**OBJECTIVE**
Below are the entries; count the lines in them that contain the word "mean" and give only the number.

**GIVEN DATA**
>> START

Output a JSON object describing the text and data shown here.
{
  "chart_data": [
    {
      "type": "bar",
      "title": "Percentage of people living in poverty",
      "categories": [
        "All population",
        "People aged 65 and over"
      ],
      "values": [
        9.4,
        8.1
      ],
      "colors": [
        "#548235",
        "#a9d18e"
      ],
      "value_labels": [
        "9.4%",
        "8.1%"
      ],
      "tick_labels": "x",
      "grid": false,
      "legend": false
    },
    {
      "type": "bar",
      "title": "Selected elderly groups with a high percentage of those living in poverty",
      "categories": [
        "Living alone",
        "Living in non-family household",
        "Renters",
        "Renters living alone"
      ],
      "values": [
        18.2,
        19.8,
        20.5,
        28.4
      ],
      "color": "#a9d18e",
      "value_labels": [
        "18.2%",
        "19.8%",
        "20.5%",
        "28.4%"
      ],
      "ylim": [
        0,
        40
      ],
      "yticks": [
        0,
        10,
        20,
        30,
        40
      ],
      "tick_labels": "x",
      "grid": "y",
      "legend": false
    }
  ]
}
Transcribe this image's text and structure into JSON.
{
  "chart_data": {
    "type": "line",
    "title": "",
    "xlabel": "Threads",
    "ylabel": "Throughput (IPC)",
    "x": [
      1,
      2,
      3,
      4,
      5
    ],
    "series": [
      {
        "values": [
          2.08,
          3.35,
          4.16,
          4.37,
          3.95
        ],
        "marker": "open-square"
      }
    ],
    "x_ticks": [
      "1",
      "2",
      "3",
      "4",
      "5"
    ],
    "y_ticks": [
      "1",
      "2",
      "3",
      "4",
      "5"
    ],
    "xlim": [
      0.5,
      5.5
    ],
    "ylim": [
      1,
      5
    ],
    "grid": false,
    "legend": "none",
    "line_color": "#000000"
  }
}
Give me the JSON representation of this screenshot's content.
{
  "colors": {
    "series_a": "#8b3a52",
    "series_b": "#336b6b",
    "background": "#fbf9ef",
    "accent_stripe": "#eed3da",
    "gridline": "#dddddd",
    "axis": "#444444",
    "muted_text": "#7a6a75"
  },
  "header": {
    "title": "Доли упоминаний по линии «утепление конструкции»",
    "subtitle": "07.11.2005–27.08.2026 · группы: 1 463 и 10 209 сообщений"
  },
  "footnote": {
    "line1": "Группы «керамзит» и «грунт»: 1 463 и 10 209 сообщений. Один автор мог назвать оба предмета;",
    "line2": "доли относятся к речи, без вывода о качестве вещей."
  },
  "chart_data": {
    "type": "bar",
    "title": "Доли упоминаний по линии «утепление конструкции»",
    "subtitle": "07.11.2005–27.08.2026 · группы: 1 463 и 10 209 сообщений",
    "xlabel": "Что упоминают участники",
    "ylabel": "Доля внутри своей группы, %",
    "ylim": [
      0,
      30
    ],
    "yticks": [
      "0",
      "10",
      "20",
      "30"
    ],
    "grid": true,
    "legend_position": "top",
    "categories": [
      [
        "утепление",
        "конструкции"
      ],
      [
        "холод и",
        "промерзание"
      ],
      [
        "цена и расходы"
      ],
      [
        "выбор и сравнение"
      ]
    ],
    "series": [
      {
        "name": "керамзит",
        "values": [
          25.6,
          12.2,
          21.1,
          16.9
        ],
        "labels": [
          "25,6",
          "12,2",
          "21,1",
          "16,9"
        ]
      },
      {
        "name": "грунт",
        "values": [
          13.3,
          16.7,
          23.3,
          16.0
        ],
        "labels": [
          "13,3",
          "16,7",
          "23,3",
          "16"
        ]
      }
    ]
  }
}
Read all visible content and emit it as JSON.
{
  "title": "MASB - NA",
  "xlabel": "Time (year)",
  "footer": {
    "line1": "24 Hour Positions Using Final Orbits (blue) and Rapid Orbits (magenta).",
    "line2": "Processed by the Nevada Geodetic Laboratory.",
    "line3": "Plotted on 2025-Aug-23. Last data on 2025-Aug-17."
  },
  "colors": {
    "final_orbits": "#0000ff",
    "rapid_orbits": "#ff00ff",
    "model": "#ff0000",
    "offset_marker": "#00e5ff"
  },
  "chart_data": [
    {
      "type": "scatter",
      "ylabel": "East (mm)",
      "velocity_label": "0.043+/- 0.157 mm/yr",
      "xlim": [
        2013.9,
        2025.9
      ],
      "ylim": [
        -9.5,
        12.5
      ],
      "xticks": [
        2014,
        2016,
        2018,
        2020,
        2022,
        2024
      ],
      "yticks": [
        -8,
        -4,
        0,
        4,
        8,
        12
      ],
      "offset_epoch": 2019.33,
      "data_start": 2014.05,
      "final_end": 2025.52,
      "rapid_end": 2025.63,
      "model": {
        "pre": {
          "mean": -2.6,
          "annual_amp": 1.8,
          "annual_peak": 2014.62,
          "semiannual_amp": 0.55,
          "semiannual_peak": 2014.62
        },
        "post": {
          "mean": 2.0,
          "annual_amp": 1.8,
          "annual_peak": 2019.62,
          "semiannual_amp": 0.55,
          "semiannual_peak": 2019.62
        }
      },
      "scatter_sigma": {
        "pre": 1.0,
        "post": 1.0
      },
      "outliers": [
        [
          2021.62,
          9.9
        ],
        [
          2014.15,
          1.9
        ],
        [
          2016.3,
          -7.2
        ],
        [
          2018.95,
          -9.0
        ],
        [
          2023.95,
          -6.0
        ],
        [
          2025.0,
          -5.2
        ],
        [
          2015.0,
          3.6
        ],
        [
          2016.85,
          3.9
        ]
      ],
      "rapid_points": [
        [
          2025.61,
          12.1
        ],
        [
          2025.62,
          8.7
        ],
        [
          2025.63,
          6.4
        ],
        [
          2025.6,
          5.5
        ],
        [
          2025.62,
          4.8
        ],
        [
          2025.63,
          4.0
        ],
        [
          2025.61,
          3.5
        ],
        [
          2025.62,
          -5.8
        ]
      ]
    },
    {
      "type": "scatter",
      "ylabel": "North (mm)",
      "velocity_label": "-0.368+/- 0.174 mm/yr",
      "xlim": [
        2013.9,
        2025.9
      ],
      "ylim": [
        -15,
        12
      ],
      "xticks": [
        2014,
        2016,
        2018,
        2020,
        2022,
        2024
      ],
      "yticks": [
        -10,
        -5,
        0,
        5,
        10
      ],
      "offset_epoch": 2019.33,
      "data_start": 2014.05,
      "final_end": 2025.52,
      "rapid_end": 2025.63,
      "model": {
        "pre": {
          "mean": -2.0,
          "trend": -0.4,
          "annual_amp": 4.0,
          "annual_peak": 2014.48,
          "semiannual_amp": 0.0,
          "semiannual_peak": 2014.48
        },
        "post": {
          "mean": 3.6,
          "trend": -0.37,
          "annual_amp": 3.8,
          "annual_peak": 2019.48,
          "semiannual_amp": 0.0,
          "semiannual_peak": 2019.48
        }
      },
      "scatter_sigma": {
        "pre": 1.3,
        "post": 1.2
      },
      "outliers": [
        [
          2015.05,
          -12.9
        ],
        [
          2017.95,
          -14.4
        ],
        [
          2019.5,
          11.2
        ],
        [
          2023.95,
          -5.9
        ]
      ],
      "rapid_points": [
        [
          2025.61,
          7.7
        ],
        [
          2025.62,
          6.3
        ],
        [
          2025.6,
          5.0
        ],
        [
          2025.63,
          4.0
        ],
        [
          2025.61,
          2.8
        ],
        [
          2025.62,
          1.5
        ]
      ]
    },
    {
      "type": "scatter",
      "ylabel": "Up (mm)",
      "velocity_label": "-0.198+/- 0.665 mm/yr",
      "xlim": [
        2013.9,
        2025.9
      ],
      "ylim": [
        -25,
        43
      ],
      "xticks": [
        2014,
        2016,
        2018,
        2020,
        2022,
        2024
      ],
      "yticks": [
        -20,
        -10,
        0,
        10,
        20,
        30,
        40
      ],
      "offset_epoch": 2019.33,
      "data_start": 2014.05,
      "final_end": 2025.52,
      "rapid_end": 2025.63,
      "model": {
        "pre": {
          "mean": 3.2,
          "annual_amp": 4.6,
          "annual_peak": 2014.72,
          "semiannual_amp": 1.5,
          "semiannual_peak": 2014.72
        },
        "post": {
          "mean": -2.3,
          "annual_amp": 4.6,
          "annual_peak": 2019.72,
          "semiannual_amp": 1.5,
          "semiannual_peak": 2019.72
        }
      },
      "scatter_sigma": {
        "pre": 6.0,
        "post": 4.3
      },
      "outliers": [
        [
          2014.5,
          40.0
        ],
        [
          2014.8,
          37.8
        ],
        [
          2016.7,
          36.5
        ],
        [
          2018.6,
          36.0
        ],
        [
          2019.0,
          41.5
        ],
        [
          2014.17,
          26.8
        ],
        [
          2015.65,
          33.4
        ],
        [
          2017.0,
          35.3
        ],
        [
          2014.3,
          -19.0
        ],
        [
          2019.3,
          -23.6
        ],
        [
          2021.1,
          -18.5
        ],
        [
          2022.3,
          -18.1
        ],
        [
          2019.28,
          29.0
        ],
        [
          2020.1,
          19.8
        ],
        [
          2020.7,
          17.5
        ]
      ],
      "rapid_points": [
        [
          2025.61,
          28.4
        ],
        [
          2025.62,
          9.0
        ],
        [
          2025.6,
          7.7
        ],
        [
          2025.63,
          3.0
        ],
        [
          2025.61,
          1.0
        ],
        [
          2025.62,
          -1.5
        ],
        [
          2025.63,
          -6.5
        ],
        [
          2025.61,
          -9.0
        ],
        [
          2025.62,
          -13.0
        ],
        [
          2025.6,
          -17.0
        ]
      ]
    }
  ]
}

>> END

**RESPONSE TO THIS EXERCISE**
6